§ **Work to be completed**: Rewrite the data below, replacing every "current view" with "active view" and keeping everything else unchanged. Omit the pictures from your answer.

§ **Data entries**:
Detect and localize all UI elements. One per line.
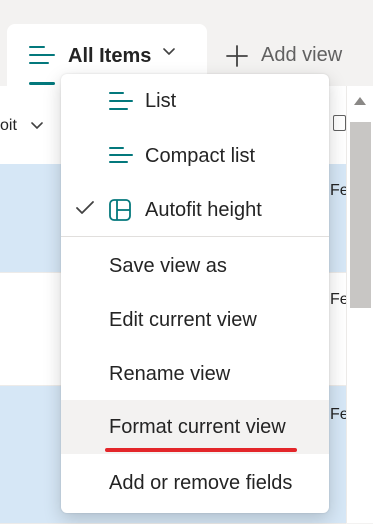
menu-item-label: List — [145, 90, 177, 112]
tab-all-items-label: All Items — [68, 45, 152, 67]
menu-item-autofit-height[interactable]: Autofit height — [61, 183, 329, 237]
menu-item-add-or-remove-fields[interactable]: Add or remove fields — [61, 456, 329, 510]
active-tab-indicator — [29, 82, 55, 85]
chevron-down-icon[interactable] — [31, 120, 43, 130]
menu-item-label: Format current view — [109, 416, 286, 438]
list-lines-icon — [109, 92, 133, 110]
add-view-button[interactable]: Add view — [226, 44, 342, 67]
chevron-down-icon[interactable] — [163, 46, 175, 56]
menu-divider — [61, 236, 329, 237]
menu-item-save-view-as[interactable]: Save view as — [61, 239, 329, 293]
view-options-menu: List Compact list Autofit height Save vi… — [61, 74, 329, 513]
plus-icon — [226, 44, 248, 67]
add-view-label: Add view — [261, 44, 343, 66]
menu-item-edit-current-view[interactable]: Edit current view — [61, 293, 329, 347]
menu-item-label: Autofit height — [145, 199, 262, 221]
highlight-underline — [105, 448, 297, 452]
menu-item-list[interactable]: List — [61, 74, 329, 128]
vertical-scrollbar[interactable] — [346, 86, 373, 523]
menu-item-label: Compact list — [145, 145, 256, 167]
menu-item-label: Edit current view — [109, 309, 257, 331]
column-header-label[interactable]: oit — [0, 117, 17, 135]
menu-item-label: Save view as — [109, 255, 227, 277]
list-lines-icon — [29, 46, 55, 64]
compact-list-icon — [109, 147, 133, 163]
menu-item-label: Rename view — [109, 363, 231, 385]
checkmark-icon — [76, 201, 94, 214]
menu-item-format-current-view[interactable]: Format current view — [61, 400, 329, 454]
scroll-up-icon[interactable] — [353, 96, 367, 106]
menu-item-label: Add or remove fields — [109, 472, 293, 494]
calendar-icon — [333, 115, 346, 131]
menu-item-compact-list[interactable]: Compact list — [61, 129, 329, 183]
autofit-height-icon — [109, 199, 131, 221]
menu-item-rename-view[interactable]: Rename view — [61, 347, 329, 401]
scrollbar-thumb[interactable] — [350, 122, 371, 308]
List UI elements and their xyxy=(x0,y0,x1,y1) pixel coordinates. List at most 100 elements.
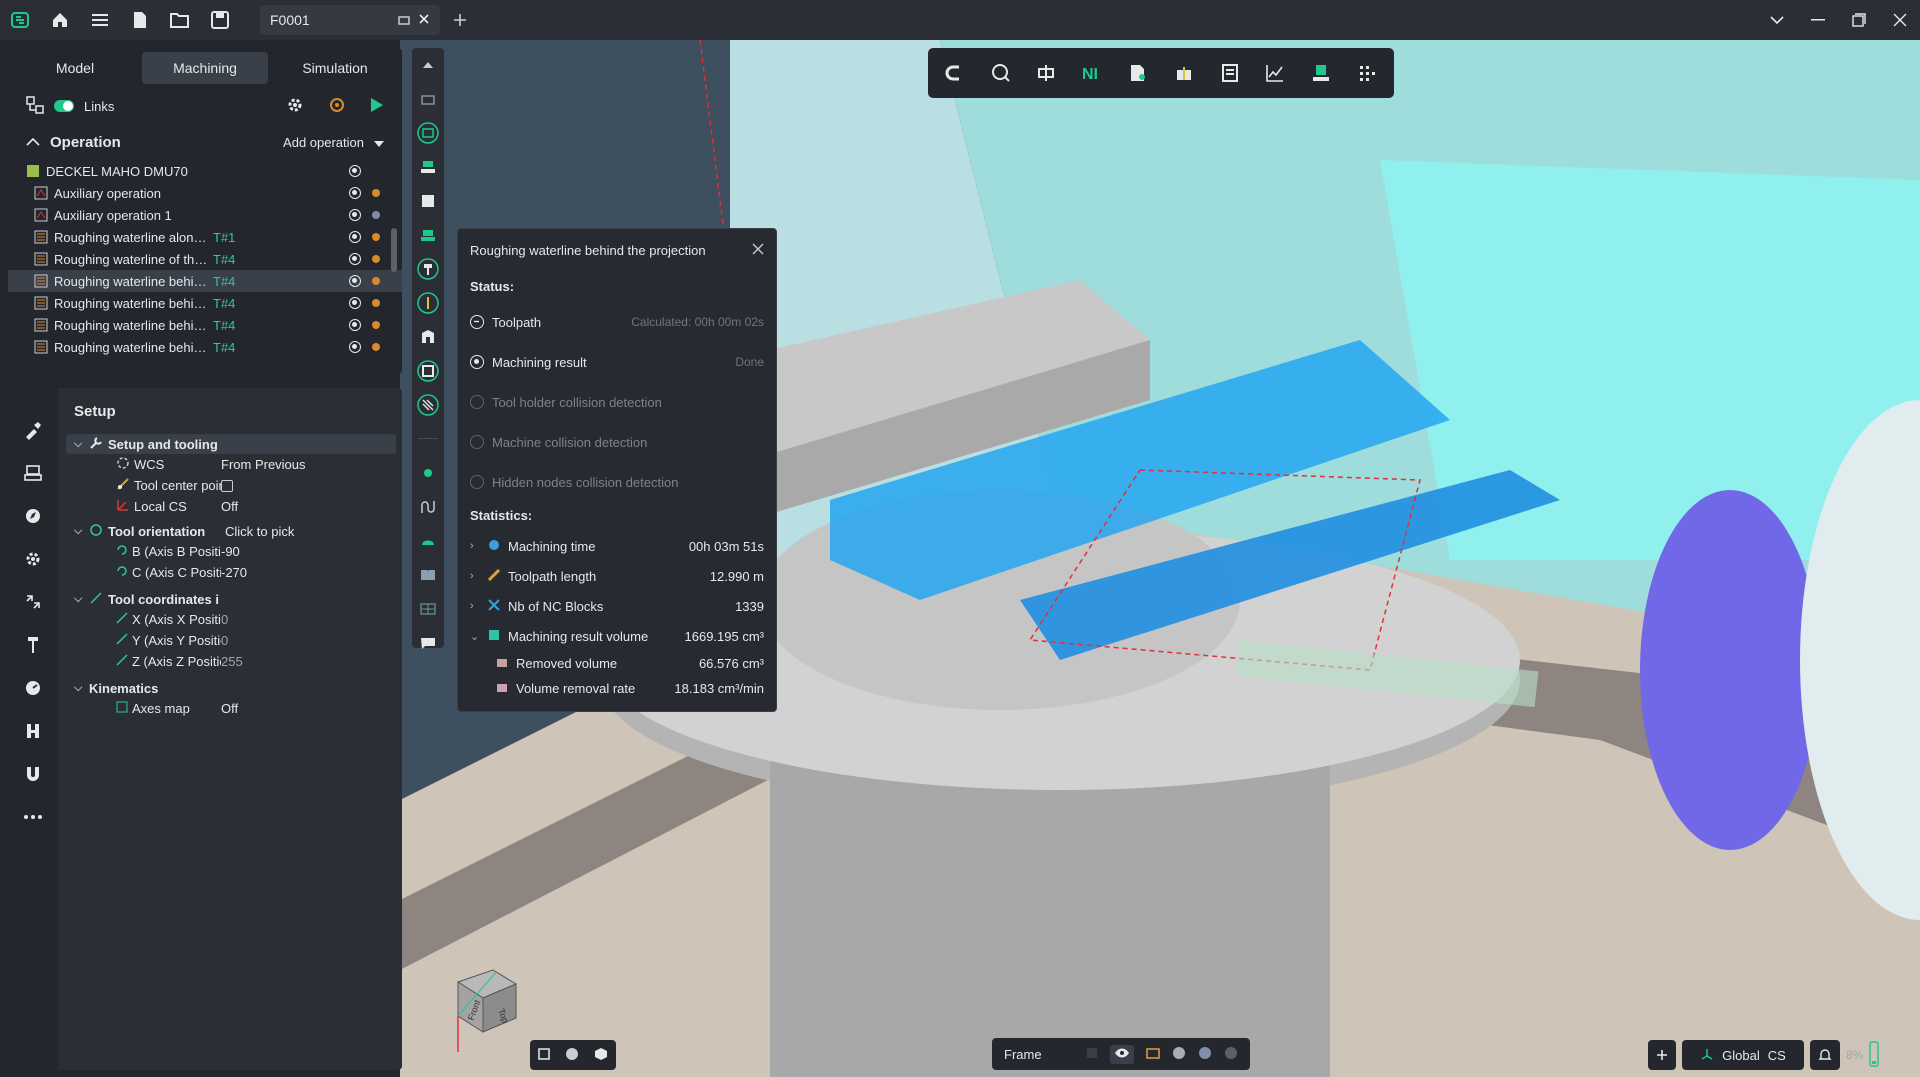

§ **Solution to this problem**:
Detect and localize all UI elements. One per line.
menu-item-label: List — [145, 90, 177, 112]
tab-all-items-label: All Items — [68, 45, 152, 67]
menu-item-autofit-height[interactable]: Autofit height — [61, 183, 329, 237]
menu-item-add-or-remove-fields[interactable]: Add or remove fields — [61, 456, 329, 510]
active-tab-indicator — [29, 82, 55, 85]
chevron-down-icon[interactable] — [31, 120, 43, 130]
menu-item-label: Format active view — [109, 416, 286, 438]
list-lines-icon — [109, 92, 133, 110]
add-view-button[interactable]: Add view — [226, 44, 342, 67]
chevron-down-icon[interactable] — [163, 46, 175, 56]
menu-divider — [61, 236, 329, 237]
menu-item-save-view-as[interactable]: Save view as — [61, 239, 329, 293]
view-options-menu: List Compact list Autofit height Save vi… — [61, 74, 329, 513]
plus-icon — [226, 44, 248, 67]
add-view-label: Add view — [261, 44, 343, 66]
menu-item-edit-current-view[interactable]: Edit active view — [61, 293, 329, 347]
menu-item-label: Autofit height — [145, 199, 262, 221]
highlight-underline — [105, 448, 297, 452]
menu-item-list[interactable]: List — [61, 74, 329, 128]
vertical-scrollbar[interactable] — [346, 86, 373, 523]
menu-item-label: Compact list — [145, 145, 256, 167]
menu-item-label: Edit active view — [109, 309, 257, 331]
column-header-label[interactable]: oit — [0, 117, 17, 135]
menu-item-label: Save view as — [109, 255, 227, 277]
list-lines-icon — [29, 46, 55, 64]
compact-list-icon — [109, 147, 133, 163]
menu-item-label: Rename view — [109, 363, 231, 385]
checkmark-icon — [76, 201, 94, 214]
menu-item-format-current-view[interactable]: Format active view — [61, 400, 329, 454]
scroll-up-icon[interactable] — [353, 96, 367, 106]
menu-item-label: Add or remove fields — [109, 472, 293, 494]
calendar-icon — [333, 115, 346, 131]
menu-item-compact-list[interactable]: Compact list — [61, 129, 329, 183]
autofit-height-icon — [109, 199, 131, 221]
menu-item-rename-view[interactable]: Rename view — [61, 347, 329, 401]
scrollbar-thumb[interactable] — [350, 122, 371, 308]
List UI elements and their xyxy=(x0,y0,x1,y1) pixel coordinates. List at most 100 elements.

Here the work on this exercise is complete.